--- Given records ---
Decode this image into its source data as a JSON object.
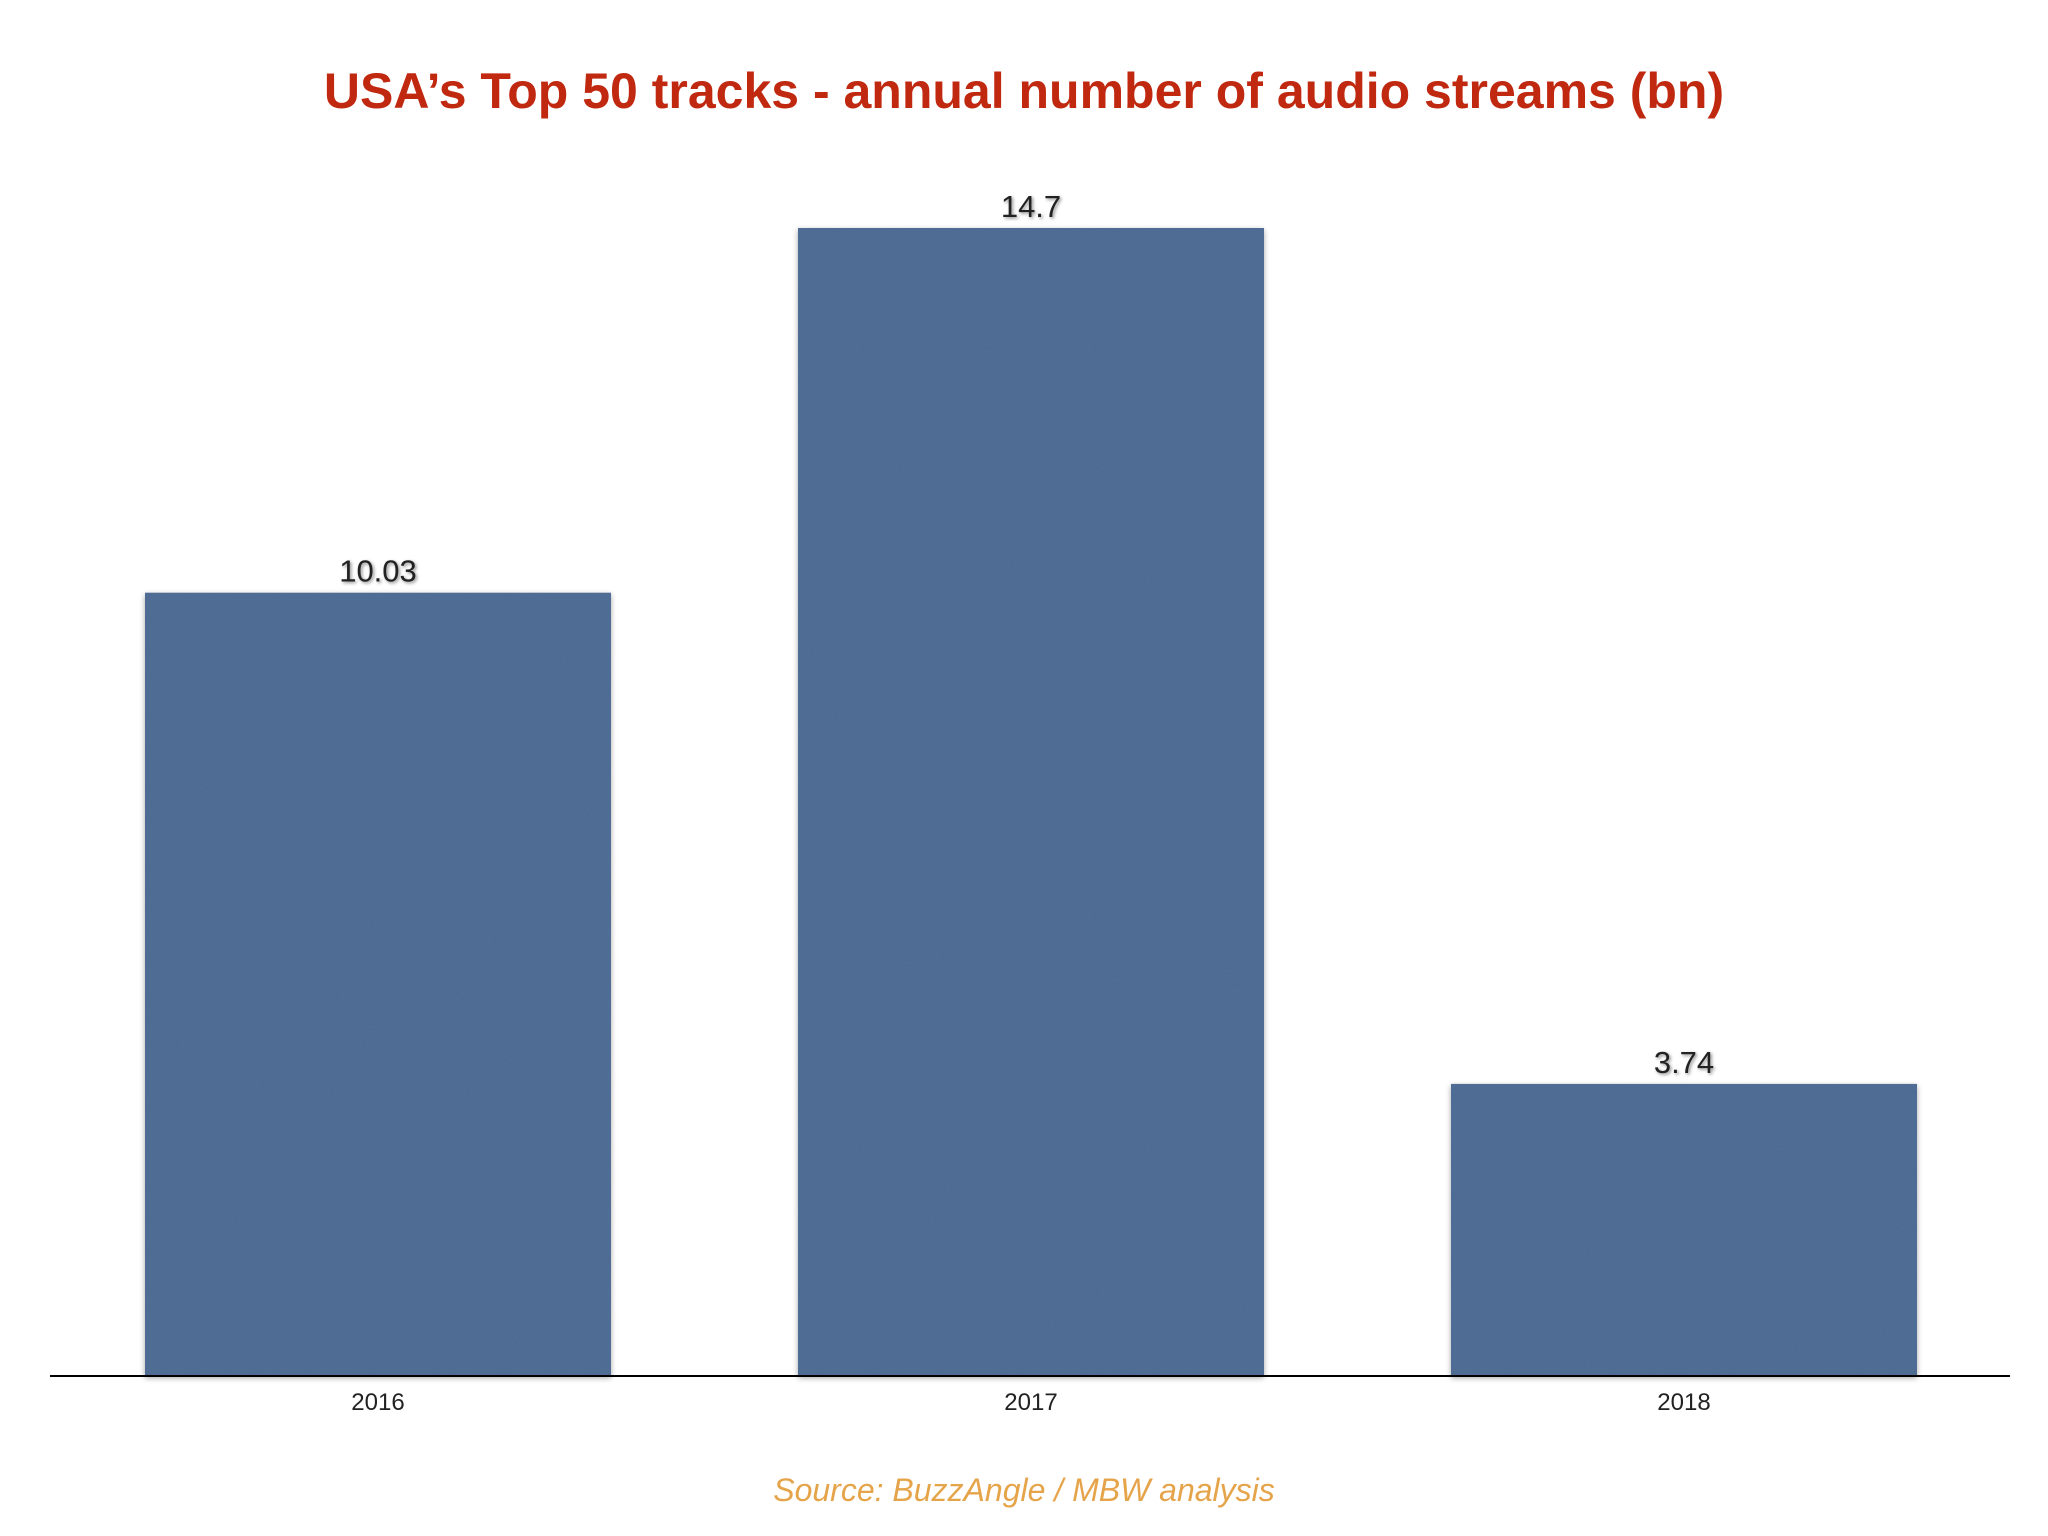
{
  "chart_data": {
    "type": "bar",
    "title": "USA’s Top 50 tracks - annual number of audio streams (bn)",
    "categories": [
      "2016",
      "2017",
      "2018"
    ],
    "values": [
      10.03,
      14.7,
      3.74
    ],
    "data_labels": [
      "10.03",
      "14.7",
      "3.74"
    ],
    "xlabel": "",
    "ylabel": "",
    "ylim": [
      0,
      14.7
    ],
    "grid": false,
    "legend": "none",
    "colors": {
      "bar": "#4f6c94",
      "bar_texture": "#5d7a9e",
      "title": "#c0280f",
      "source": "#e6a44a",
      "axis": "#000000"
    }
  },
  "source": "Source: BuzzAngle / MBW analysis"
}
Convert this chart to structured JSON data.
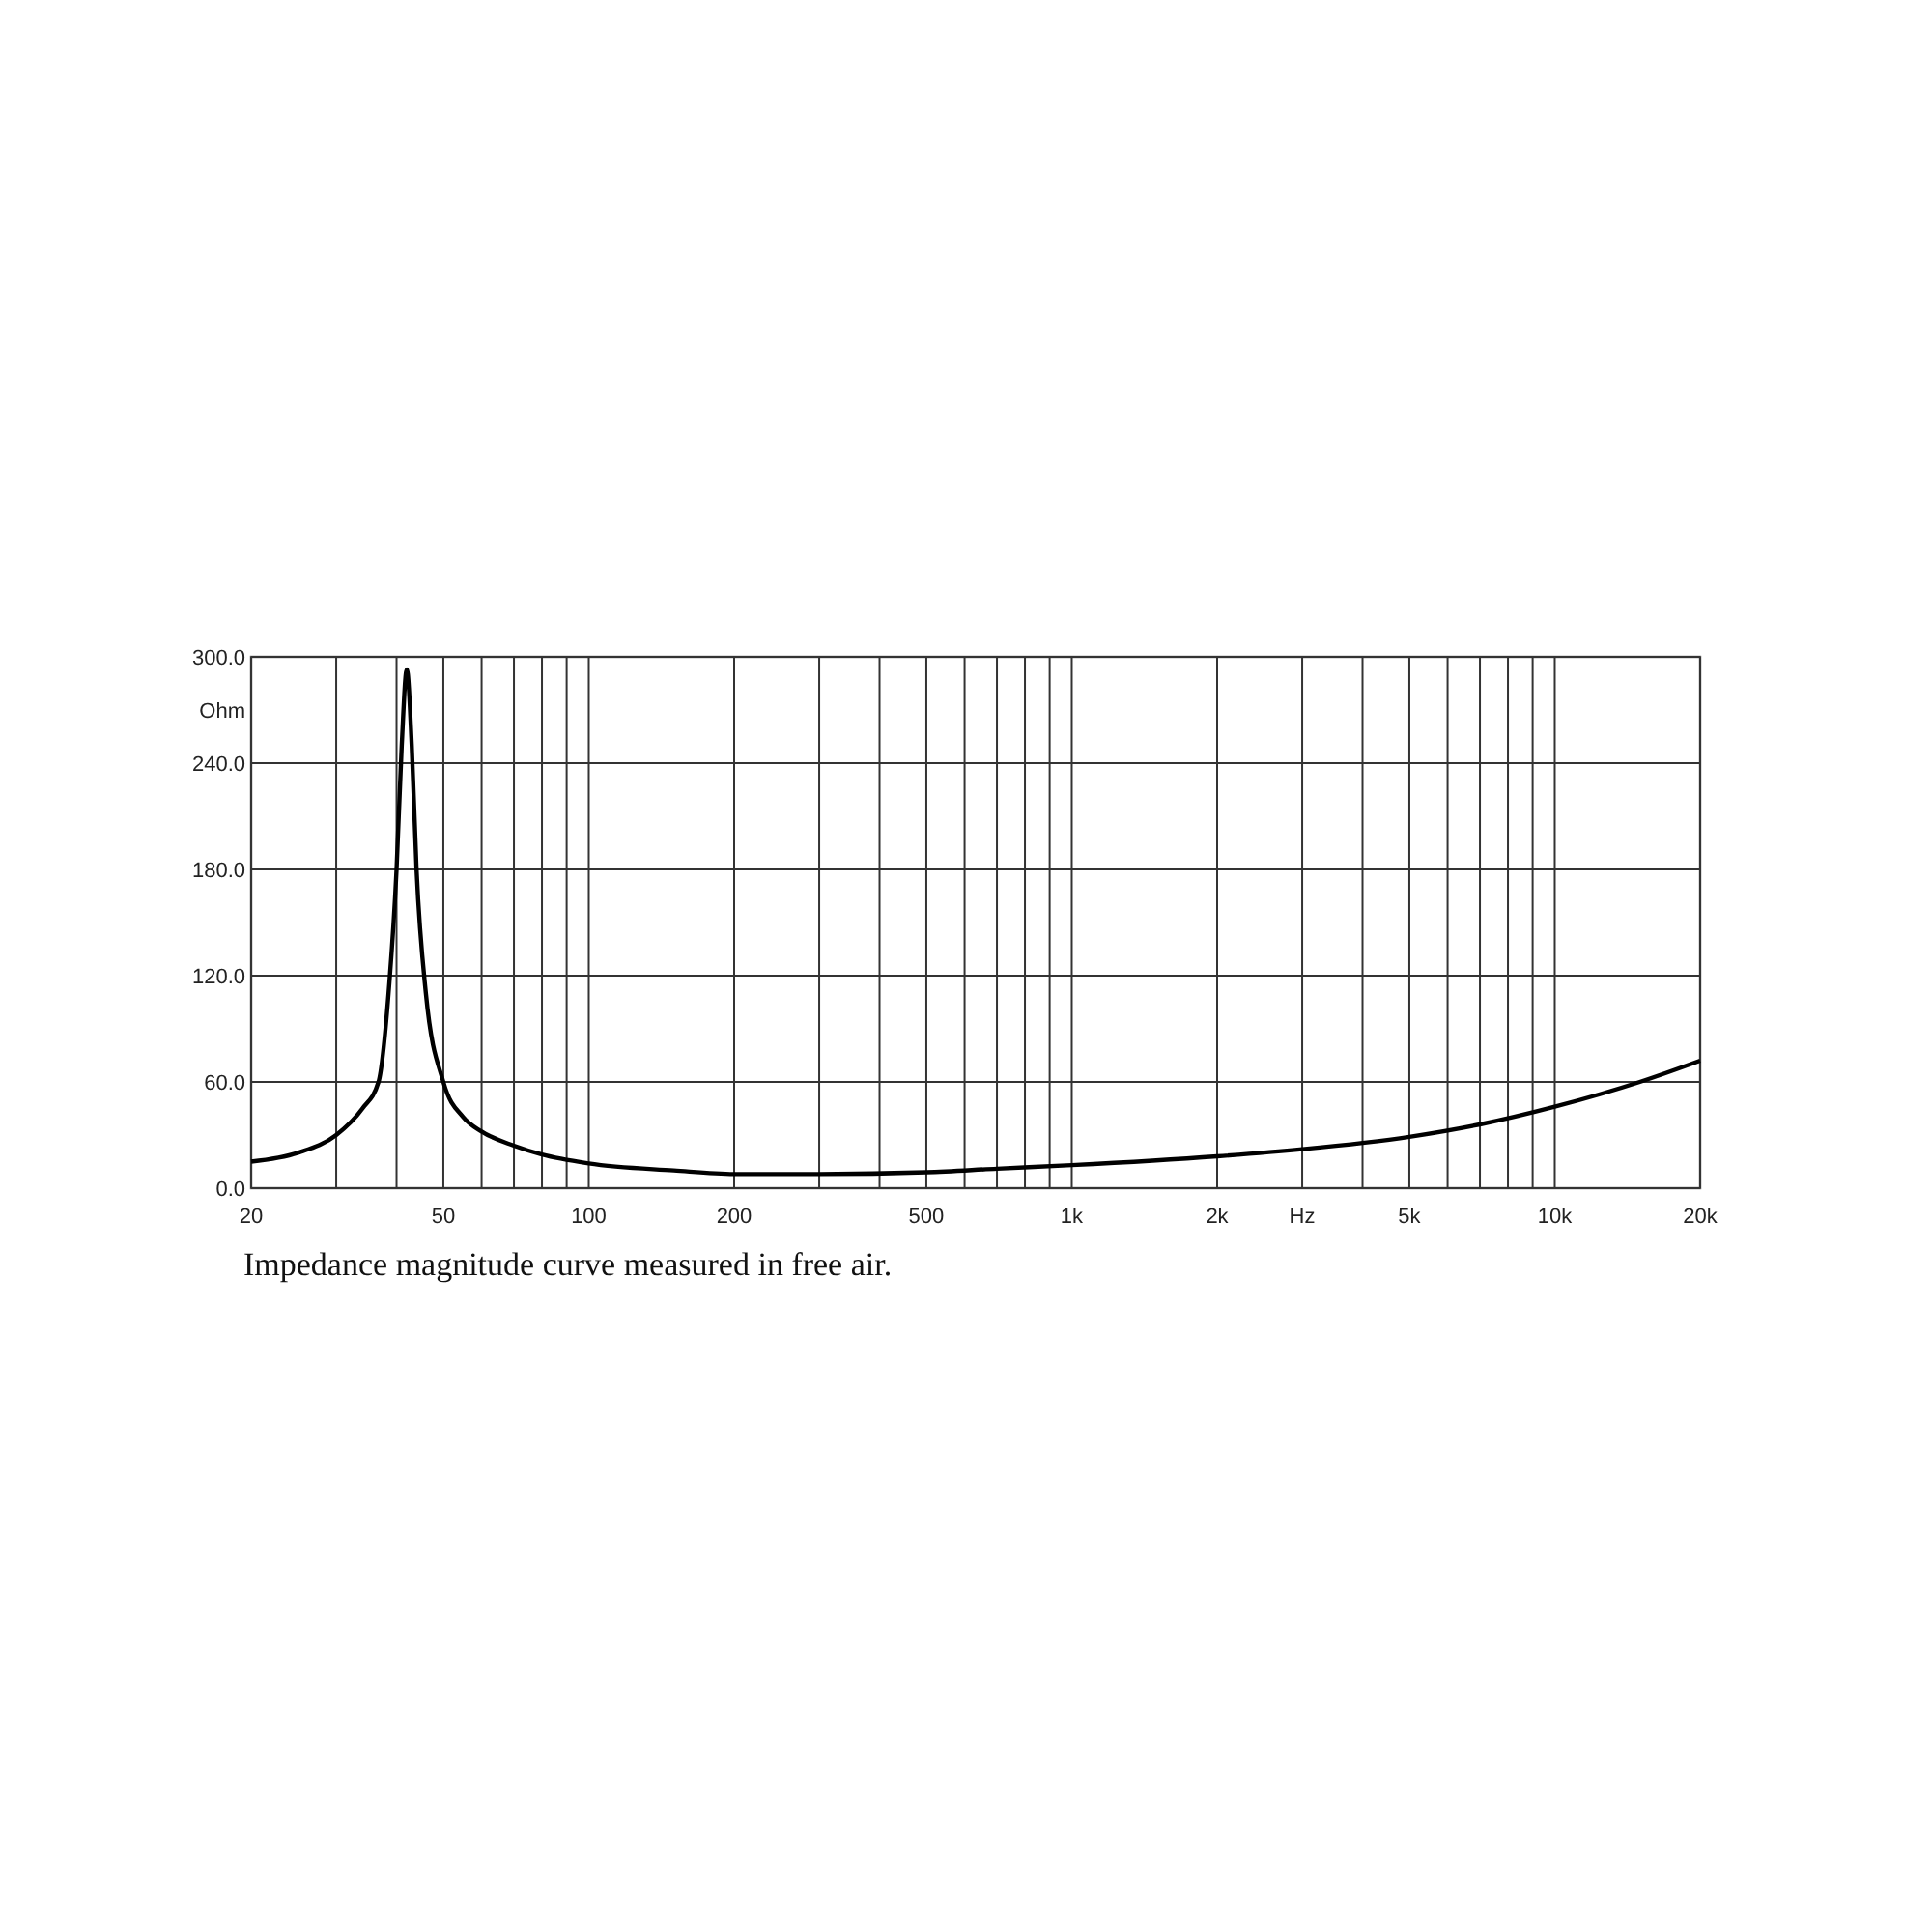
{
  "chart_data": {
    "type": "line",
    "ylabel": "Ohm",
    "log": "x",
    "x": [
      20,
      25,
      30,
      34,
      36.7,
      38.5,
      40,
      41,
      42,
      43,
      44,
      46,
      50,
      55,
      60,
      70,
      80,
      100,
      150,
      200,
      300,
      500,
      700,
      1000,
      2000,
      3000,
      5000,
      7000,
      10000,
      15000,
      20000
    ],
    "series": [
      {
        "color": "#000000",
        "values": [
          15,
          20,
          30,
          45,
          60,
          110,
          180,
          250,
          293,
          250,
          180,
          110,
          60,
          40,
          32,
          24,
          19,
          14,
          10,
          8,
          8,
          9,
          11,
          13,
          18,
          22,
          29,
          36,
          46,
          60,
          72
        ]
      }
    ],
    "xlim": [
      20,
      20000
    ],
    "ylim": [
      0,
      300
    ],
    "xticks": [
      20,
      {
        "value": 30,
        "label": null
      },
      {
        "value": 40,
        "label": null
      },
      50,
      {
        "value": 60,
        "label": null
      },
      {
        "value": 70,
        "label": null
      },
      {
        "value": 80,
        "label": null
      },
      {
        "value": 90,
        "label": null
      },
      100,
      200,
      {
        "value": 300,
        "label": null
      },
      {
        "value": 400,
        "label": null
      },
      500,
      {
        "value": 600,
        "label": null
      },
      {
        "value": 700,
        "label": null
      },
      {
        "value": 800,
        "label": null
      },
      {
        "value": 900,
        "label": null
      },
      {
        "value": 1000,
        "label": "1k"
      },
      {
        "value": 2000,
        "label": "2k"
      },
      {
        "value": 3000,
        "label": "Hz"
      },
      {
        "value": 4000,
        "label": null
      },
      {
        "value": 5000,
        "label": "5k"
      },
      {
        "value": 6000,
        "label": null
      },
      {
        "value": 7000,
        "label": null
      },
      {
        "value": 8000,
        "label": null
      },
      {
        "value": 9000,
        "label": null
      },
      {
        "value": 10000,
        "label": "10k"
      },
      {
        "value": 20000,
        "label": "20k"
      }
    ],
    "yticks": [
      {
        "value": 0,
        "label": "0.0"
      },
      {
        "value": 60,
        "label": "60.0"
      },
      {
        "value": 120,
        "label": "120.0"
      },
      {
        "value": 180,
        "label": "180.0"
      },
      {
        "value": 240,
        "label": "240.0"
      },
      {
        "value": 300,
        "label": "300.0"
      }
    ],
    "grid": true,
    "marker": "none",
    "line_style": "solid",
    "annotations": [
      "Impedance magnitude curve measured in free air."
    ]
  }
}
---
**Problem requirements**
Leave out the pictures and print each record exactly as it stands.

**Exercise response**
Decode this image into its source data as a JSON object.
{
  "chart_data": {
    "type": "bar",
    "title": "USA’s Top 50 tracks - annual number of audio streams (bn)",
    "categories": [
      "2016",
      "2017",
      "2018"
    ],
    "values": [
      10.03,
      14.7,
      3.74
    ],
    "data_labels": [
      "10.03",
      "14.7",
      "3.74"
    ],
    "xlabel": "",
    "ylabel": "",
    "ylim": [
      0,
      14.7
    ],
    "grid": false,
    "legend": "none",
    "colors": {
      "bar": "#4f6c94",
      "bar_texture": "#5d7a9e",
      "title": "#c0280f",
      "source": "#e6a44a",
      "axis": "#000000"
    }
  },
  "source": "Source: BuzzAngle / MBW analysis"
}
Convert this chart to structured JSON data.
{
  "chart_data": {
    "type": "line",
    "ylabel": "Ohm",
    "log": "x",
    "x": [
      20,
      25,
      30,
      34,
      36.7,
      38.5,
      40,
      41,
      42,
      43,
      44,
      46,
      50,
      55,
      60,
      70,
      80,
      100,
      150,
      200,
      300,
      500,
      700,
      1000,
      2000,
      3000,
      5000,
      7000,
      10000,
      15000,
      20000
    ],
    "series": [
      {
        "color": "#000000",
        "values": [
          15,
          20,
          30,
          45,
          60,
          110,
          180,
          250,
          293,
          250,
          180,
          110,
          60,
          40,
          32,
          24,
          19,
          14,
          10,
          8,
          8,
          9,
          11,
          13,
          18,
          22,
          29,
          36,
          46,
          60,
          72
        ]
      }
    ],
    "xlim": [
      20,
      20000
    ],
    "ylim": [
      0,
      300
    ],
    "xticks": [
      20,
      {
        "value": 30,
        "label": null
      },
      {
        "value": 40,
        "label": null
      },
      50,
      {
        "value": 60,
        "label": null
      },
      {
        "value": 70,
        "label": null
      },
      {
        "value": 80,
        "label": null
      },
      {
        "value": 90,
        "label": null
      },
      100,
      200,
      {
        "value": 300,
        "label": null
      },
      {
        "value": 400,
        "label": null
      },
      500,
      {
        "value": 600,
        "label": null
      },
      {
        "value": 700,
        "label": null
      },
      {
        "value": 800,
        "label": null
      },
      {
        "value": 900,
        "label": null
      },
      {
        "value": 1000,
        "label": "1k"
      },
      {
        "value": 2000,
        "label": "2k"
      },
      {
        "value": 3000,
        "label": "Hz"
      },
      {
        "value": 4000,
        "label": null
      },
      {
        "value": 5000,
        "label": "5k"
      },
      {
        "value": 6000,
        "label": null
      },
      {
        "value": 7000,
        "label": null
      },
      {
        "value": 8000,
        "label": null
      },
      {
        "value": 9000,
        "label": null
      },
      {
        "value": 10000,
        "label": "10k"
      },
      {
        "value": 20000,
        "label": "20k"
      }
    ],
    "yticks": [
      {
        "value": 0,
        "label": "0.0"
      },
      {
        "value": 60,
        "label": "60.0"
      },
      {
        "value": 120,
        "label": "120.0"
      },
      {
        "value": 180,
        "label": "180.0"
      },
      {
        "value": 240,
        "label": "240.0"
      },
      {
        "value": 300,
        "label": "300.0"
      }
    ],
    "grid": true,
    "marker": "none",
    "line_style": "solid",
    "annotations": [
      "Impedance magnitude curve measured in free air."
    ]
  }
}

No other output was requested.